__What the task asks__.
Keep every line where the word "this" appears; drop the rest.

-- START --

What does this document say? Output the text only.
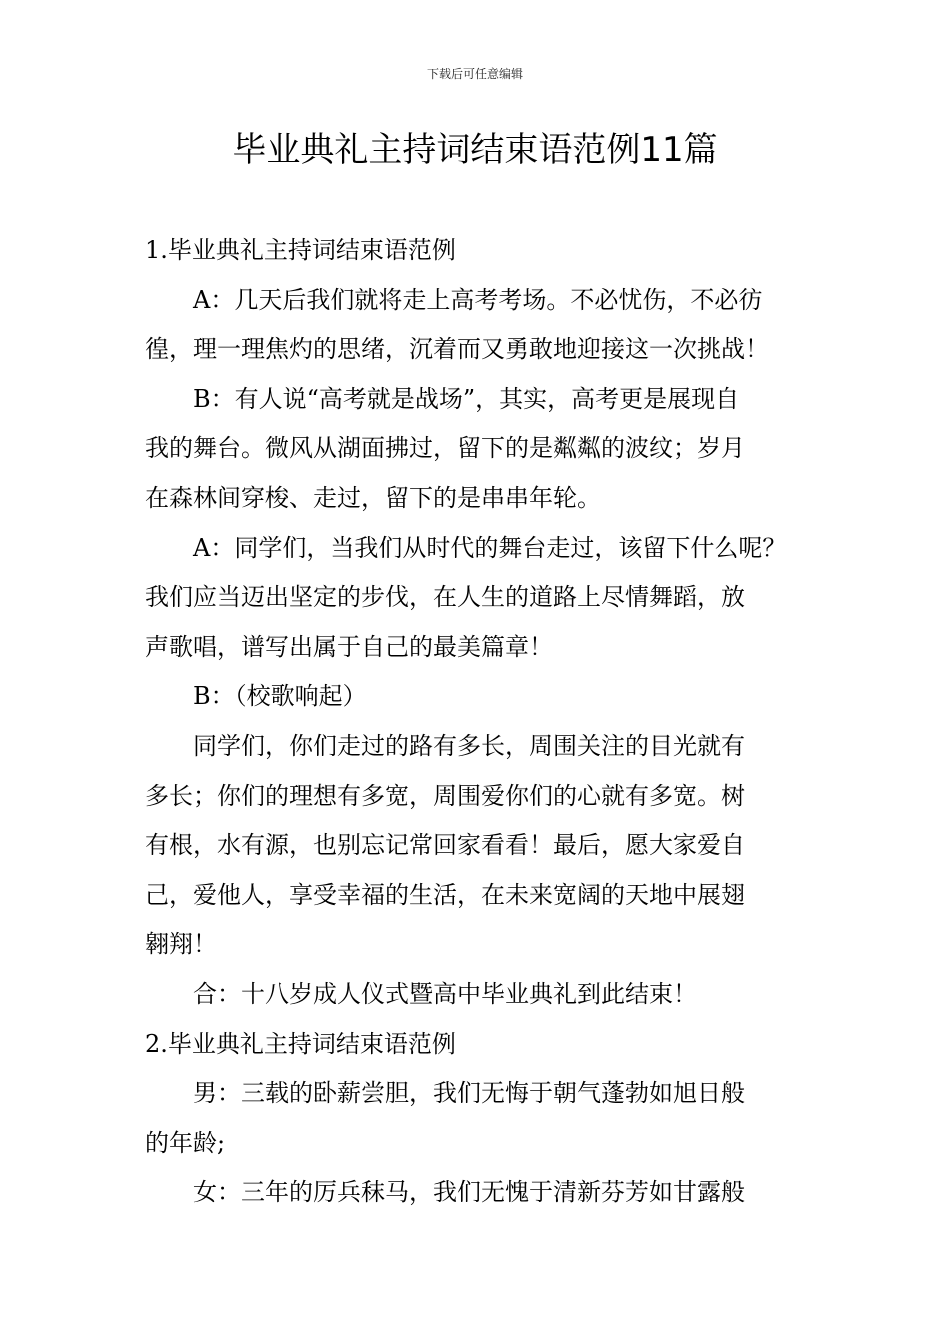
下载后可任意编辑
毕业典礼主持词结束语范例11篇
1.毕业典礼主持词结束语范例
A：几天后我们就将走上高考考场。不必忧伤，不必彷
徨，理一理焦灼的思绪，沉着而又勇敢地迎接这一次挑战！
B：有人说“高考就是战场”，其实，高考更是展现自
我的舞台。微风从湖面拂过，留下的是粼粼的波纹；岁月
在森林间穿梭、走过，留下的是串串年轮。
A：同学们，当我们从时代的舞台走过，该留下什么呢？
我们应当迈出坚定的步伐，在人生的道路上尽情舞蹈，放
声歌唱，谱写出属于自己的最美篇章！
B：（校歌响起）
同学们，你们走过的路有多长，周围关注的目光就有
多长；你们的理想有多宽，周围爱你们的心就有多宽。树
有根，水有源，也别忘记常回家看看！最后，愿大家爱自
己，爱他人，享受幸福的生活，在未来宽阔的天地中展翅
翱翔！
合：十八岁成人仪式暨高中毕业典礼到此结束！
2.毕业典礼主持词结束语范例
男：三载的卧薪尝胆，我们无悔于朝气蓬勃如旭日般
的年龄;
女：三年的厉兵秣马，我们无愧于清新芬芳如甘露般
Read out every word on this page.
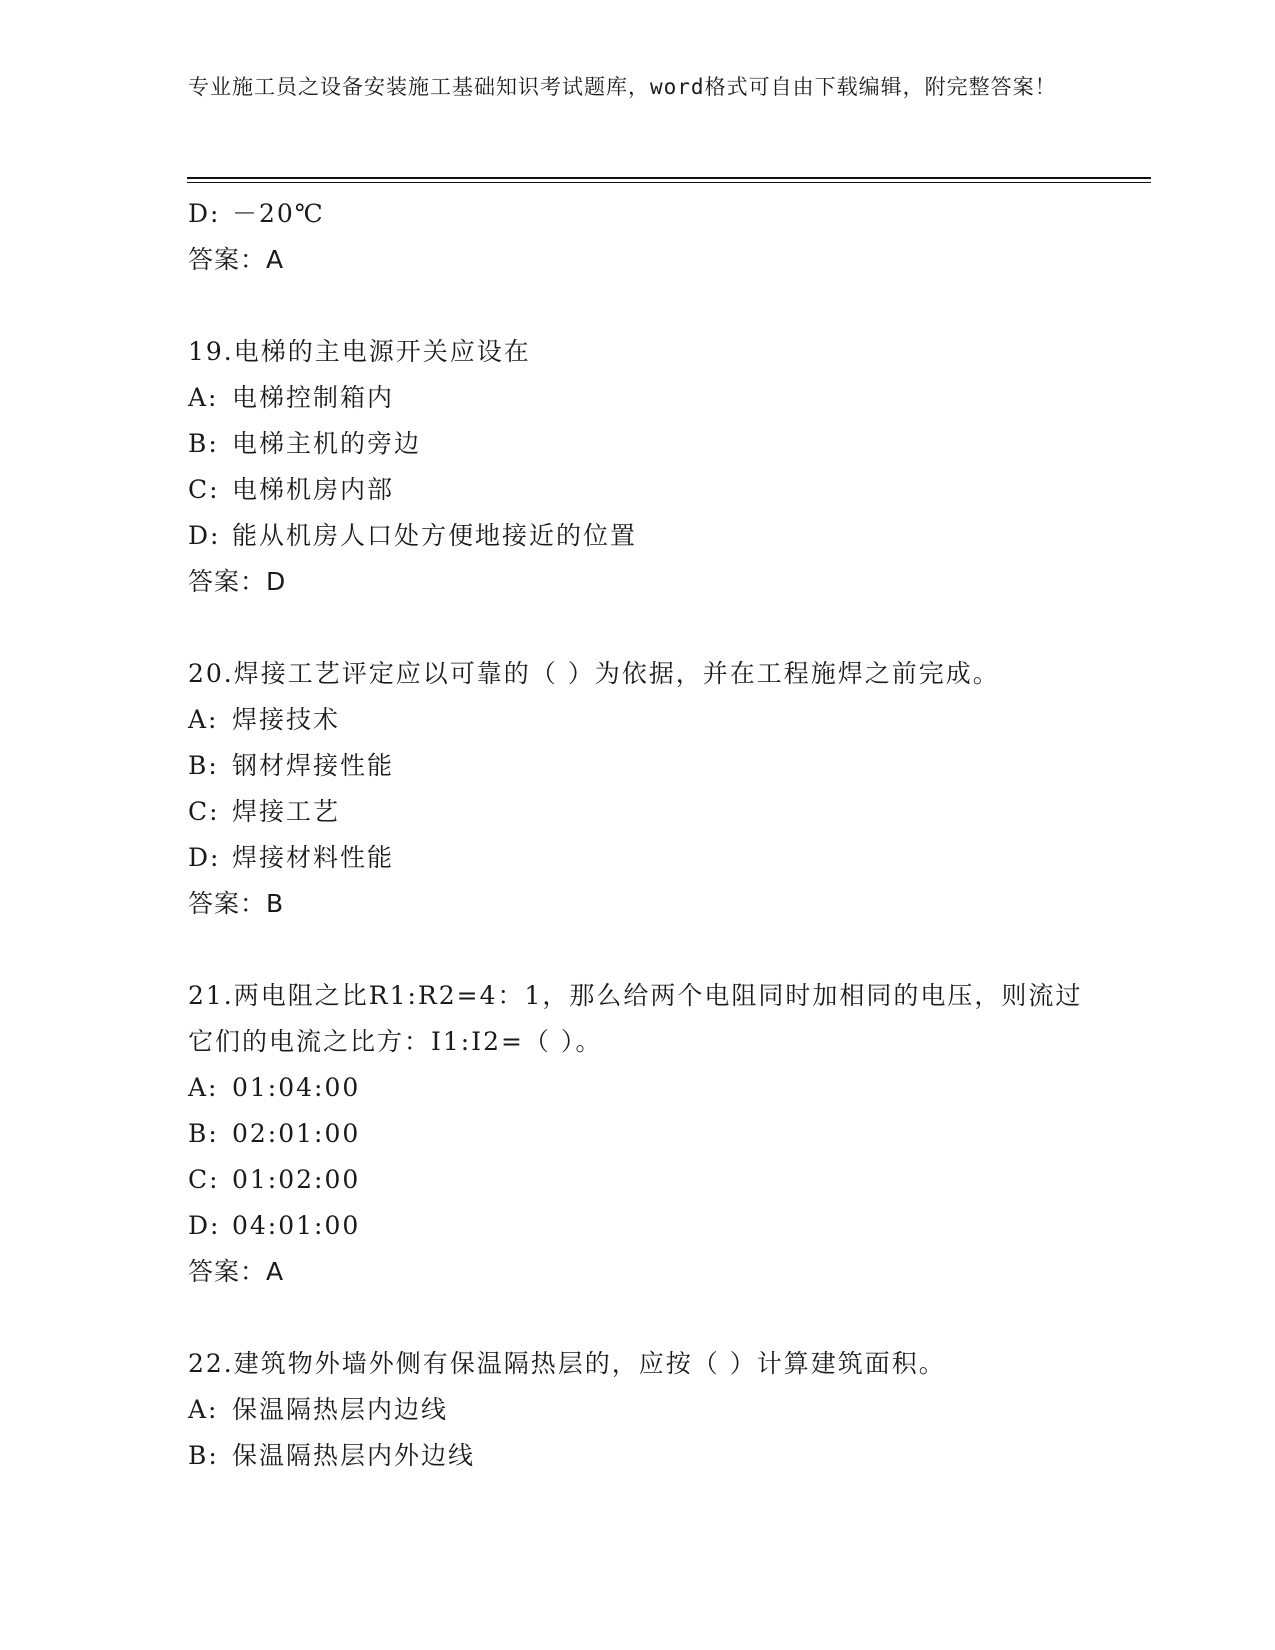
专业施工员之设备安装施工基础知识考试题库，word格式可自由下载编辑，附完整答案！
D: －20℃
答案：A
19.电梯的主电源开关应设在
A: 电梯控制箱内
B: 电梯主机的旁边
C: 电梯机房内部
D: 能从机房人口处方便地接近的位置
答案：D
20.焊接工艺评定应以可靠的（ ）为依据，并在工程施焊之前完成。
A: 焊接技术
B: 钢材焊接性能
C: 焊接工艺
D: 焊接材料性能
答案：B
21.两电阻之比R1:R2=4：1，那么给两个电阻同时加相同的电压，则流过它们的电流之比方：I1:I2=（ ）。
A: 01:04:00
B: 02:01:00
C: 01:02:00
D: 04:01:00
答案：A
22.建筑物外墙外侧有保温隔热层的，应按（ ）计算建筑面积。
A: 保温隔热层内边线
B: 保温隔热层内外边线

-- END --

__Solution to the problem__.
What does this document say? Output the text only.
Read out every word on this page.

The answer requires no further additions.